## BEGIN
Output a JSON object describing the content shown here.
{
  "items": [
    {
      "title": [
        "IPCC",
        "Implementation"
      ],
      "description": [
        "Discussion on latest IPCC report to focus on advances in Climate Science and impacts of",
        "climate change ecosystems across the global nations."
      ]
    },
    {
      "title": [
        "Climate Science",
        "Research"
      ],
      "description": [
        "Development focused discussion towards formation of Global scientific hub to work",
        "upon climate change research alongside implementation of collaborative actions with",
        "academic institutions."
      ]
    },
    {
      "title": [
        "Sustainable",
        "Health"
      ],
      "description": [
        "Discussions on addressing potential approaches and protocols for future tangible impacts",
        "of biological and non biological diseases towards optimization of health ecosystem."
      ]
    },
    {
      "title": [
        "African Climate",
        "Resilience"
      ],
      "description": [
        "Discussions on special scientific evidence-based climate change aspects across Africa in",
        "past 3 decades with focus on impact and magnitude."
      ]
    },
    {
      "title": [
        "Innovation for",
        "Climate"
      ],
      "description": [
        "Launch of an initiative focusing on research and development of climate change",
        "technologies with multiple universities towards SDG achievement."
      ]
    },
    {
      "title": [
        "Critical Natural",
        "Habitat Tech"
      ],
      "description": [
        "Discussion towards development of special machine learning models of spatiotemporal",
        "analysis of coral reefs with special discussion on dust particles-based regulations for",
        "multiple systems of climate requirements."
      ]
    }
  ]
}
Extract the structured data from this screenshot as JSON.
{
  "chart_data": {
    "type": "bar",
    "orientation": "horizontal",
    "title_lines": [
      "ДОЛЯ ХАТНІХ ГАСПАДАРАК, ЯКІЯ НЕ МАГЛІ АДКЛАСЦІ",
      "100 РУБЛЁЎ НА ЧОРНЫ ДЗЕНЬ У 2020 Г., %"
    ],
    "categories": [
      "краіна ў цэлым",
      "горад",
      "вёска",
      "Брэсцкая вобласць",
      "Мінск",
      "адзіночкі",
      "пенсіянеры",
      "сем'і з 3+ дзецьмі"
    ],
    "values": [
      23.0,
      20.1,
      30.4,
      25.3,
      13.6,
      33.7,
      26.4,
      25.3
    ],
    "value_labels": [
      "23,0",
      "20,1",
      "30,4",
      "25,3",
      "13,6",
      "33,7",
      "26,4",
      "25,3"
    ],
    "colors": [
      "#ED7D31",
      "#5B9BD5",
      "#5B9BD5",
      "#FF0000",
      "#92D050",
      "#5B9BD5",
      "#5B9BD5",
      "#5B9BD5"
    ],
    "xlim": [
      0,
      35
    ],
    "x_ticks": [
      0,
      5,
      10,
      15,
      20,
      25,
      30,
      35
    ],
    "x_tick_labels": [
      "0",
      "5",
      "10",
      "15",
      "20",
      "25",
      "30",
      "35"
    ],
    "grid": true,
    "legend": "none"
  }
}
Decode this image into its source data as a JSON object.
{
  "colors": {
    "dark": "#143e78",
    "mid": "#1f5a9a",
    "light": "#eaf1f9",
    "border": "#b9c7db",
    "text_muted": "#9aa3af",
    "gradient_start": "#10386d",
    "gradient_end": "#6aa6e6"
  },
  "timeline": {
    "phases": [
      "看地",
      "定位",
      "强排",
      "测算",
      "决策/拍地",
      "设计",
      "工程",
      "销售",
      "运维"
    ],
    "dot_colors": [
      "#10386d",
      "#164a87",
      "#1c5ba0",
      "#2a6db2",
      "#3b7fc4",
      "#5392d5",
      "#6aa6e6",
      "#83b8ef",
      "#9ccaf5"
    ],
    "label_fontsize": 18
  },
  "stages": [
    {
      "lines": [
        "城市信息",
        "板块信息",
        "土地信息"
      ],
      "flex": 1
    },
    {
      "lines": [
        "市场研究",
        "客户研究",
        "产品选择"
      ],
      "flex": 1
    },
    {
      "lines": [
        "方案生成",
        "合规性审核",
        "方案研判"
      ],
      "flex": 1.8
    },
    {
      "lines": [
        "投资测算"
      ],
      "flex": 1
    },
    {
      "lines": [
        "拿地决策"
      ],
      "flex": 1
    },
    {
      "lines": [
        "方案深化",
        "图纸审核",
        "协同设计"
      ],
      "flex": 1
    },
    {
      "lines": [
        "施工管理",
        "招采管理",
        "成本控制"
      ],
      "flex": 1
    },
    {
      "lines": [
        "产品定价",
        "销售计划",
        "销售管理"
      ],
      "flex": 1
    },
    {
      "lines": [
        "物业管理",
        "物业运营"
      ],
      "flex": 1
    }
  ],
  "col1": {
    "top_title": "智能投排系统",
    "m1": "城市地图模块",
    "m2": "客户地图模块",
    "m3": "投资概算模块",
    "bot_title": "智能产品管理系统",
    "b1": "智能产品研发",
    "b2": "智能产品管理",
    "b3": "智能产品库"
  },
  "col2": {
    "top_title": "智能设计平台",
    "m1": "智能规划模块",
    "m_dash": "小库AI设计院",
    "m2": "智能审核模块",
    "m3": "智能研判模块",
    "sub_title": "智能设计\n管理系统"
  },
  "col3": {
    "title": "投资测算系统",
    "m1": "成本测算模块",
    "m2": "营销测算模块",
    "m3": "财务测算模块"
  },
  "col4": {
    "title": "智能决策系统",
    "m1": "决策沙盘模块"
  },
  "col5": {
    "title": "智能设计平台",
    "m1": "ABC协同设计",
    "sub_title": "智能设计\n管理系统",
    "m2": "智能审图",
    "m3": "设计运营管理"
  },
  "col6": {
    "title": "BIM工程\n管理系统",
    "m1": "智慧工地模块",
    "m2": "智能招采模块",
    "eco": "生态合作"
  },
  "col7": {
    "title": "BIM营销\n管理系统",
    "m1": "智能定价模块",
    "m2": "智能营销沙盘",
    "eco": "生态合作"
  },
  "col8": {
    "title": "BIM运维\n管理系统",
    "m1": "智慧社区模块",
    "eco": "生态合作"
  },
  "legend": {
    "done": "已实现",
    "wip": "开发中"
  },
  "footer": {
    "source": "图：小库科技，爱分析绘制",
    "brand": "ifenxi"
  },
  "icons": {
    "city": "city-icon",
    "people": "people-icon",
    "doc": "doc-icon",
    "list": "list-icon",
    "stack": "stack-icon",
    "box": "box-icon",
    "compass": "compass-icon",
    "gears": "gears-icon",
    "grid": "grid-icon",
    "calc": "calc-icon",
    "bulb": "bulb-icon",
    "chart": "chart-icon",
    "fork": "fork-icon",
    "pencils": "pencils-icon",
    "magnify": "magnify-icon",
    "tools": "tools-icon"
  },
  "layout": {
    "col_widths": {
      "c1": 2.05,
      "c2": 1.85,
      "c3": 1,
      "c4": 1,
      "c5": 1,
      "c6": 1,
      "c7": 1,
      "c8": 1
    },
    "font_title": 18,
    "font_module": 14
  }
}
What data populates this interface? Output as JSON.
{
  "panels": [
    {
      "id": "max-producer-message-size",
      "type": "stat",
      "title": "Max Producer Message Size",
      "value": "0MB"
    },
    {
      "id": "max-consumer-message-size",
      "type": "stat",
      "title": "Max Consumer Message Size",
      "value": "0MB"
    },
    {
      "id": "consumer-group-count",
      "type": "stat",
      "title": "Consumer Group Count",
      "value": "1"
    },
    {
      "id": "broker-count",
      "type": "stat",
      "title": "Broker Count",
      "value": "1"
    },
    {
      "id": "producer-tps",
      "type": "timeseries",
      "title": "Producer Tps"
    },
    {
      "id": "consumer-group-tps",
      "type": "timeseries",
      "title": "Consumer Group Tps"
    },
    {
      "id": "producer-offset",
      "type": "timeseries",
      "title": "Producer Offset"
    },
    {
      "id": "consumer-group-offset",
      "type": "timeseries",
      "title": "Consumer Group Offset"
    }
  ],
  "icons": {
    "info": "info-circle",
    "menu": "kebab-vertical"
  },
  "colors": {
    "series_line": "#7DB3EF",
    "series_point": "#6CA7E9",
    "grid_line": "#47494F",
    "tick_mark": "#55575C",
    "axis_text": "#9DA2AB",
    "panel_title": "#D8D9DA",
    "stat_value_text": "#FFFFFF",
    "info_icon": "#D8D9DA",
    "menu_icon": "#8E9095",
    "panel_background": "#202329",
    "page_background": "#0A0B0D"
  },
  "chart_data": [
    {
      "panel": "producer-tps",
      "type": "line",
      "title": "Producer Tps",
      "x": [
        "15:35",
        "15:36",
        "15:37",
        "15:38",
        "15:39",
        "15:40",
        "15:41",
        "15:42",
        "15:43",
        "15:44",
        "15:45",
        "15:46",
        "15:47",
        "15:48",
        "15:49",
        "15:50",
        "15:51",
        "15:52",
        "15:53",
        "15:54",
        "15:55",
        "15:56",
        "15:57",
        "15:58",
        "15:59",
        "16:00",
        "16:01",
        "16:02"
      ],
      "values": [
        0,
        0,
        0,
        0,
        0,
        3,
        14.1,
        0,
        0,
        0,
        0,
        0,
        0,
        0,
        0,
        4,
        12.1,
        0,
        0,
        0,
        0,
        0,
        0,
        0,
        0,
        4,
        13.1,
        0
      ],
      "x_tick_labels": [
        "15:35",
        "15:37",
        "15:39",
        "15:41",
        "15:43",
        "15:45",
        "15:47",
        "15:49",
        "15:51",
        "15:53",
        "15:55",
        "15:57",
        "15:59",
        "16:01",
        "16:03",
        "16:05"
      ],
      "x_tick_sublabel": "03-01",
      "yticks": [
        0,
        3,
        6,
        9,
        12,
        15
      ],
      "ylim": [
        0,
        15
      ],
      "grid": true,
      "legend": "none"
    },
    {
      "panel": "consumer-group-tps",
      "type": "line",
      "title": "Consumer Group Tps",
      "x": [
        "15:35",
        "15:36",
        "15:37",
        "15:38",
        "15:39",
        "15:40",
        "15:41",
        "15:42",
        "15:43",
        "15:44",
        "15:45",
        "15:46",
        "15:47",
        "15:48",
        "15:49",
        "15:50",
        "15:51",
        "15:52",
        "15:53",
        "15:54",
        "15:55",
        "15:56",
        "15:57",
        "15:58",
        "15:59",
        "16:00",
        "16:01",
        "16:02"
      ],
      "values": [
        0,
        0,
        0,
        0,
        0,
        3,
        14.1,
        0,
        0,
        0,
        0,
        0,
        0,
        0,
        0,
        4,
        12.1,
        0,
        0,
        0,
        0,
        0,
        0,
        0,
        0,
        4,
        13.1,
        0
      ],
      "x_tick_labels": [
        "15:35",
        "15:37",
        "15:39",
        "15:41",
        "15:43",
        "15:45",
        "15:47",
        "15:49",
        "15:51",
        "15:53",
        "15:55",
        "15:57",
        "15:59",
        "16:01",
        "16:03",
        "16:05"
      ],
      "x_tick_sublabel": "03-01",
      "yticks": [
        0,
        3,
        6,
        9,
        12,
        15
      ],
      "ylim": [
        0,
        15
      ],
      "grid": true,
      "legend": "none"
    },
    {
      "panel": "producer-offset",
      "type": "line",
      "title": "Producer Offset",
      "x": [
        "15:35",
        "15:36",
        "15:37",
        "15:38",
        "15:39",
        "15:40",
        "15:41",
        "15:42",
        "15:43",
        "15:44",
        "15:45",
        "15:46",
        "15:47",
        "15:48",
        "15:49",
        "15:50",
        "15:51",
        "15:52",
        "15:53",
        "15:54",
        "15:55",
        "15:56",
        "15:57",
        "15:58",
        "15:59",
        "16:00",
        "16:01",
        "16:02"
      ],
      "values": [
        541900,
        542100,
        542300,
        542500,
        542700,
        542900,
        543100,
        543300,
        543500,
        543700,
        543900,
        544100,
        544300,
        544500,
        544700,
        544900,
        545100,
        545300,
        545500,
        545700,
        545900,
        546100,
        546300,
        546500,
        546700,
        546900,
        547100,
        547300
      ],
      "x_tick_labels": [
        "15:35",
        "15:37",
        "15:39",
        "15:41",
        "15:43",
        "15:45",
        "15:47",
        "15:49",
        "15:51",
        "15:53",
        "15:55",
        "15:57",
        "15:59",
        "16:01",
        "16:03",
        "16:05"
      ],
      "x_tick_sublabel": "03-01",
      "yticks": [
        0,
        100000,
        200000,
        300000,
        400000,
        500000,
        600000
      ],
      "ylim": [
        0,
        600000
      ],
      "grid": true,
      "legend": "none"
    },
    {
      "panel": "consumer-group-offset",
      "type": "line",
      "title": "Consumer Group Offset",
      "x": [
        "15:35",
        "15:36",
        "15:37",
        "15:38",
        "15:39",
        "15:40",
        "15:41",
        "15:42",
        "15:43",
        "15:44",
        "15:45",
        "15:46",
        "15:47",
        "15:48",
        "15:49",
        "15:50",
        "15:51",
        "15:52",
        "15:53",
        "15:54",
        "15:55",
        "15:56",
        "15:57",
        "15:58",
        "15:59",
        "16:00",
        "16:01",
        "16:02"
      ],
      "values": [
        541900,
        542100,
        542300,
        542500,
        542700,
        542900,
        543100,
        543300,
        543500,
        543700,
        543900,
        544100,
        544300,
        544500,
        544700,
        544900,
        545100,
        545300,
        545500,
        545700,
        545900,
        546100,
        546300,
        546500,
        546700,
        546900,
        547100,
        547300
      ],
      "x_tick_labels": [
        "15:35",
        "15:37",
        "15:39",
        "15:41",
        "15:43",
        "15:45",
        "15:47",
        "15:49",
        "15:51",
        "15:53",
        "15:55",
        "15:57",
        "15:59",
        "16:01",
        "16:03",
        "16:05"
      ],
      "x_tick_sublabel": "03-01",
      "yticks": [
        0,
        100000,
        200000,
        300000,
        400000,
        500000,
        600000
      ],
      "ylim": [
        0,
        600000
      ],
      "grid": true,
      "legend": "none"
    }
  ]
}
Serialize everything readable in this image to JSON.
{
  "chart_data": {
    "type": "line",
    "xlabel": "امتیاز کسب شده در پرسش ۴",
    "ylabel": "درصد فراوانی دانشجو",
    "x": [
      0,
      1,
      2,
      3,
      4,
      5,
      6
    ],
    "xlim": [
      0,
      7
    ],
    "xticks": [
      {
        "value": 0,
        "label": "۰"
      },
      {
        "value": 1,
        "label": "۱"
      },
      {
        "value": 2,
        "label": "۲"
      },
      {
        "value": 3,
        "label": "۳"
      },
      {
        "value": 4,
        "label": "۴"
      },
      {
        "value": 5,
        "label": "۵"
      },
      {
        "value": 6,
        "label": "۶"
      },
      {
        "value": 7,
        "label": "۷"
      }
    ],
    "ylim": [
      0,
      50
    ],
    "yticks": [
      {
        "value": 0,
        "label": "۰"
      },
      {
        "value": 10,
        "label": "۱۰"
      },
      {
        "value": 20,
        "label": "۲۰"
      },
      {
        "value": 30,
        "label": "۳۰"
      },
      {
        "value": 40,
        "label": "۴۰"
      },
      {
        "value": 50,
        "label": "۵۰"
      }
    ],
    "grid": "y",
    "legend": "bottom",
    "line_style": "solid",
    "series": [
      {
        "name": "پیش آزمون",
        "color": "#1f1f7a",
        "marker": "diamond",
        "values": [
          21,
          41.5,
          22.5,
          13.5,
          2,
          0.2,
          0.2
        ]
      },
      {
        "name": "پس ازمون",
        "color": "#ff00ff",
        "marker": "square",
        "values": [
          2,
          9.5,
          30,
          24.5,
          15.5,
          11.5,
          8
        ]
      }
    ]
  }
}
## END
■ **Aim**
Provide the number of lines containing the string "scientific", with no other output.

■ **Worked solution**
2